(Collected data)

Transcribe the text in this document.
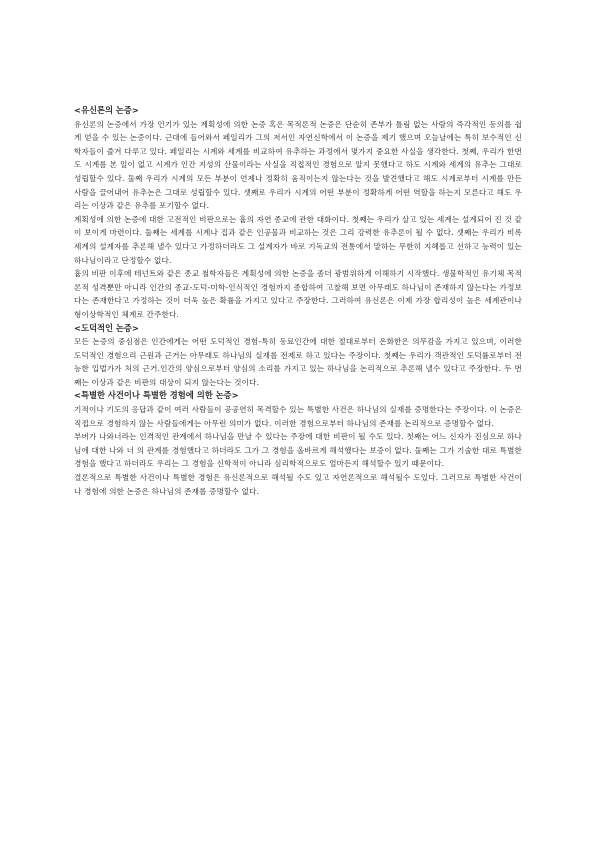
<유신론의 논증>

유신론의 논증에서 가장 인기가 있는 계획성에 의한 논증 혹은 목적론적 논증은 단순히 존부가 틀림 없는 사람의 즉각적인 동의를 쉽게 얻을 수 있는 논증이다. 근대에 들어와서 페일리가 그의 저서인 자연신학에서 이 논증을 제기 했으며 오늘날에는 특히 보수적인 신학자들이 즐겨 다루고 있다. 페일리는 시계와 세계를 비교하여 유추하는 과정에서 몇가지 중요한 사실을 생각한다. 첫째, 우리가 한번도 시계를 본 일이 없고 시계가 인간 지성의 산물이라는 사실을 직접적인 경험으로 알지 못했다고 하도 시계와 세계의 유추는 그대로 성립할수 있다. 둘째 우리가 시계의 모든 부분이 언제나 정확히 움직이는지 않는다는 것을 발견했다고 해도 시계로부터 시계를 만든 사람을 끌어내어 유추논은 그대로 성립할수 있다. 셋째로 우리가 시계의 어떤 부분이 정확하게 어떤 역할을 하는지 모른다고 해도 우리는 이상과 같은 유추를 포기할수 없다.

계획성에 의한 논증에 대한 고전적인 비판으로는 흄의 자연 종교에 관한 대화이다. 첫째는 우리가 살고 있는 세계는 설계되어 진 것 같이 보이게 마련이다. 둘째는 세계를 시계나 집과 같은 인공물과 비교하는 것은 그리 강력한 유추론이 될 수 없다. 셋째는 우리가 비록 세계의 설계자를 추론해 낼수 있다고 가정하더라도 그 설계자가 바로 기독교의 전통에서 말하는 무한히 지혜롭고 선하고 능력이 있는 하나님이라고 단정할수 없다.

흄의 비판 이후에 테넌트와 같은 종교 철학자들은 계획성에 의한 논증을 좀더 광범위하게 이해하기 시작했다. 생물학적인 유기체 목적론적 성격뿐만 아니라 인간의 종교-도덕-미학-인식적인 경험까지 종합하여 고찰해 보면 아무래도 하나님이 존재하지 않는다는 가정보다는 존재한다고 가정하는 것이 더욱 높은 확률을 가지고 있다고 주장한다. 그러하여 유신론은 이제 가장 합리성이 높은 세계관이나 형이상학적인 체계로 간주한다.

<도덕적인 논증>

모든 논증의 중심점은 인간에게는 어떤 도덕적인 경험-특히 동료인간에 대한 절대로부터 온화한은 의무감을 가지고 있으며, 이러한 도덕적인 경험으리 근원과 근거는 아무래도 하나님의 실재를 전제로 하고 있다는 주장이다. 첫째는 우리가 객관적인 도덕률로부터 전능한 입법가가 처의 근거.인간의 양심으로부터 양심의 소리를 가지고 있는 하나님을 논리적으로 추론해 낼수 있다고 주장한다. 두 번째는 이상과 같은 비판의 대상이 되지 않는다는 것이다.

<특별한 사건이나 특별한 경험에 의한 논증>

기적이나 기도의 응답과 같이 여러 사람들이 공공연히 목격할수 있는 특별한 사건은 하나님의 실재를 증명한다는 주장이다. 이 논증은 직접으로 경험하지 않는 사람들에게는 아무런 의미가 없다. 이러한 경험으로부터 하나님의 존재를 논리적으로 증명할수 없다.

부버가 나와너라는 인격적인 관계에서 하나님을 만날 수 있다는 주장에 대한 비판이 될 수도 있다. 첫째는 어느 신자가 진심으로 하나님에 대한 나와 너 의 관계를 경험했다고 하더라도 그가 그 경험을 올바르게 해석했다는 보증이 없다. 둘째는 그가 기술한 대로 특별한 경험을 했다고 하더라도 우리는 그 경험을 신학적이 아니라 심리학적으로도 얼마든지 해석할수 있기 때문이다.

결론적으로 특별한 사건이나 특별한 경험은 유신론적으로 해석될 수도 있고 자연론적으로 해석될수 도있다. 그러므로 특별한 사건이나 경험에 의한 논증은 하나님의 존재를 증명할수 없다.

_Aim_:
Say how many lines of the listing above contain "도덕적인", with no other words.

_Task answer_:
2